◆ Requirements
Write out all the entries word for word and omit any pictures.

◆ Extracted information

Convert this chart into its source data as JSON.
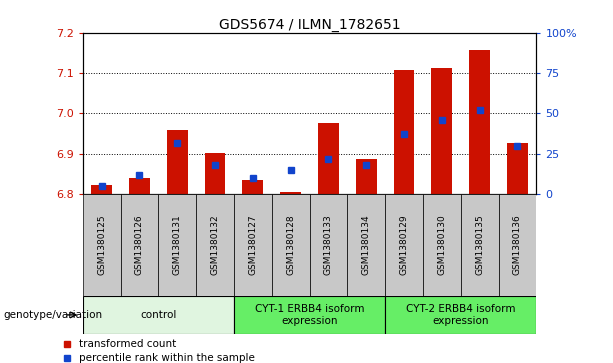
{
  "title": "GDS5674 / ILMN_1782651",
  "samples": [
    "GSM1380125",
    "GSM1380126",
    "GSM1380131",
    "GSM1380132",
    "GSM1380127",
    "GSM1380128",
    "GSM1380133",
    "GSM1380134",
    "GSM1380129",
    "GSM1380130",
    "GSM1380135",
    "GSM1380136"
  ],
  "red_values": [
    6.822,
    6.84,
    6.96,
    6.902,
    6.834,
    6.805,
    6.977,
    6.886,
    7.107,
    7.112,
    7.157,
    6.928
  ],
  "blue_pct": [
    5,
    12,
    32,
    18,
    10,
    15,
    22,
    18,
    37,
    46,
    52,
    30
  ],
  "ylim_left": [
    6.8,
    7.2
  ],
  "ylim_right": [
    0,
    100
  ],
  "yticks_left": [
    6.8,
    6.9,
    7.0,
    7.1,
    7.2
  ],
  "yticks_right": [
    0,
    25,
    50,
    75,
    100
  ],
  "ytick_labels_right": [
    "0",
    "25",
    "50",
    "75",
    "100%"
  ],
  "bar_bottom": 6.8,
  "red_color": "#cc1100",
  "blue_color": "#1144cc",
  "bar_width": 0.55,
  "control_color": "#e8f5e8",
  "cyt_color": "#77ee77",
  "sample_bg_color": "#c8c8c8",
  "legend_red_label": "transformed count",
  "legend_blue_label": "percentile rank within the sample",
  "genotype_label": "genotype/variation",
  "group_starts": [
    0,
    4,
    8
  ],
  "group_ends": [
    4,
    8,
    12
  ],
  "group_labels": [
    "control",
    "CYT-1 ERBB4 isoform\nexpression",
    "CYT-2 ERBB4 isoform\nexpression"
  ],
  "group_colors": [
    "#e0f5e0",
    "#66ee66",
    "#66ee66"
  ]
}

◆ Answer to the exercise
Convert this chart into its source data as JSON.
{
  "title": "GDS5674 / ILMN_1782651",
  "samples": [
    "GSM1380125",
    "GSM1380126",
    "GSM1380131",
    "GSM1380132",
    "GSM1380127",
    "GSM1380128",
    "GSM1380133",
    "GSM1380134",
    "GSM1380129",
    "GSM1380130",
    "GSM1380135",
    "GSM1380136"
  ],
  "red_values": [
    6.822,
    6.84,
    6.96,
    6.902,
    6.834,
    6.805,
    6.977,
    6.886,
    7.107,
    7.112,
    7.157,
    6.928
  ],
  "blue_pct": [
    5,
    12,
    32,
    18,
    10,
    15,
    22,
    18,
    37,
    46,
    52,
    30
  ],
  "ylim_left": [
    6.8,
    7.2
  ],
  "ylim_right": [
    0,
    100
  ],
  "yticks_left": [
    6.8,
    6.9,
    7.0,
    7.1,
    7.2
  ],
  "yticks_right": [
    0,
    25,
    50,
    75,
    100
  ],
  "ytick_labels_right": [
    "0",
    "25",
    "50",
    "75",
    "100%"
  ],
  "bar_bottom": 6.8,
  "red_color": "#cc1100",
  "blue_color": "#1144cc",
  "bar_width": 0.55,
  "control_color": "#e8f5e8",
  "cyt_color": "#77ee77",
  "sample_bg_color": "#c8c8c8",
  "legend_red_label": "transformed count",
  "legend_blue_label": "percentile rank within the sample",
  "genotype_label": "genotype/variation",
  "group_starts": [
    0,
    4,
    8
  ],
  "group_ends": [
    4,
    8,
    12
  ],
  "group_labels": [
    "control",
    "CYT-1 ERBB4 isoform\nexpression",
    "CYT-2 ERBB4 isoform\nexpression"
  ],
  "group_colors": [
    "#e0f5e0",
    "#66ee66",
    "#66ee66"
  ]
}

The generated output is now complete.